--- Written request ---
Copy all of the records below verbatim.

--- Data excerpts ---
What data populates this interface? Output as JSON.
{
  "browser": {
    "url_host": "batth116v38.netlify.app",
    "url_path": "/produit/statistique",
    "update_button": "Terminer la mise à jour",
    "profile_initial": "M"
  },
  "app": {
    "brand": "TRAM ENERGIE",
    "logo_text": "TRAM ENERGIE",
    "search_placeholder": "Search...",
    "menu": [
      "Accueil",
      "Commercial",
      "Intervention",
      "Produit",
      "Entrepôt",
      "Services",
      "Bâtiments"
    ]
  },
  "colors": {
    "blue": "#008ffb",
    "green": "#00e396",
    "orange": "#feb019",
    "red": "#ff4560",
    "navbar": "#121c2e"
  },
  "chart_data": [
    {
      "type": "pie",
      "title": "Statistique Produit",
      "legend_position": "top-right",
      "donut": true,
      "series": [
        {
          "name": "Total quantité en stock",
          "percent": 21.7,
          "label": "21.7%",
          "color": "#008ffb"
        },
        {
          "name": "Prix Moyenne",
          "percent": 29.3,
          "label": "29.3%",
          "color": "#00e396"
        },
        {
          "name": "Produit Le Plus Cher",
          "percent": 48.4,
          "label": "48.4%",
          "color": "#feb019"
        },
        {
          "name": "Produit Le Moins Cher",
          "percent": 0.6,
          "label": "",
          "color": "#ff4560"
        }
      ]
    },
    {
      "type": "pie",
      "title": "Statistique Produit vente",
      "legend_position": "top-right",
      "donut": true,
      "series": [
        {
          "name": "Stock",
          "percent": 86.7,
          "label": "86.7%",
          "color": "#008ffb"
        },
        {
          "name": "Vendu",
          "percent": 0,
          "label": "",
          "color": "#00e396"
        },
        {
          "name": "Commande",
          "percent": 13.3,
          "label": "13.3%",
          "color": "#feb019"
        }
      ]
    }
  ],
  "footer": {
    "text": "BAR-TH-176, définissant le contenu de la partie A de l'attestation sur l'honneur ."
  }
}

--- Output of the task ---
What data populates this interface? Output as JSON.
{
  "browser": {
    "url_host": "batth116v38.netlify.app",
    "url_path": "/produit/statistique",
    "update_button": "Terminer la mise à jour",
    "profile_initial": "M"
  },
  "app": {
    "brand": "TRAM ENERGIE",
    "logo_text": "TRAM ENERGIE",
    "search_placeholder": "Search...",
    "menu": [
      "Accueil",
      "Commercial",
      "Intervention",
      "Produit",
      "Entrepôt",
      "Services",
      "Bâtiments"
    ]
  },
  "colors": {
    "blue": "#008ffb",
    "green": "#00e396",
    "orange": "#feb019",
    "red": "#ff4560",
    "navbar": "#121c2e"
  },
  "chart_data": [
    {
      "type": "pie",
      "title": "Statistique Produit",
      "legend_position": "top-right",
      "donut": true,
      "series": [
        {
          "name": "Total quantité en stock",
          "percent": 21.7,
          "label": "21.7%",
          "color": "#008ffb"
        },
        {
          "name": "Prix Moyenne",
          "percent": 29.3,
          "label": "29.3%",
          "color": "#00e396"
        },
        {
          "name": "Produit Le Plus Cher",
          "percent": 48.4,
          "label": "48.4%",
          "color": "#feb019"
        },
        {
          "name": "Produit Le Moins Cher",
          "percent": 0.6,
          "label": "",
          "color": "#ff4560"
        }
      ]
    },
    {
      "type": "pie",
      "title": "Statistique Produit vente",
      "legend_position": "top-right",
      "donut": true,
      "series": [
        {
          "name": "Stock",
          "percent": 86.7,
          "label": "86.7%",
          "color": "#008ffb"
        },
        {
          "name": "Vendu",
          "percent": 0,
          "label": "",
          "color": "#00e396"
        },
        {
          "name": "Commande",
          "percent": 13.3,
          "label": "13.3%",
          "color": "#feb019"
        }
      ]
    }
  ],
  "footer": {
    "text": "BAR-TH-176, définissant le contenu de la partie A de l'attestation sur l'honneur ."
  }
}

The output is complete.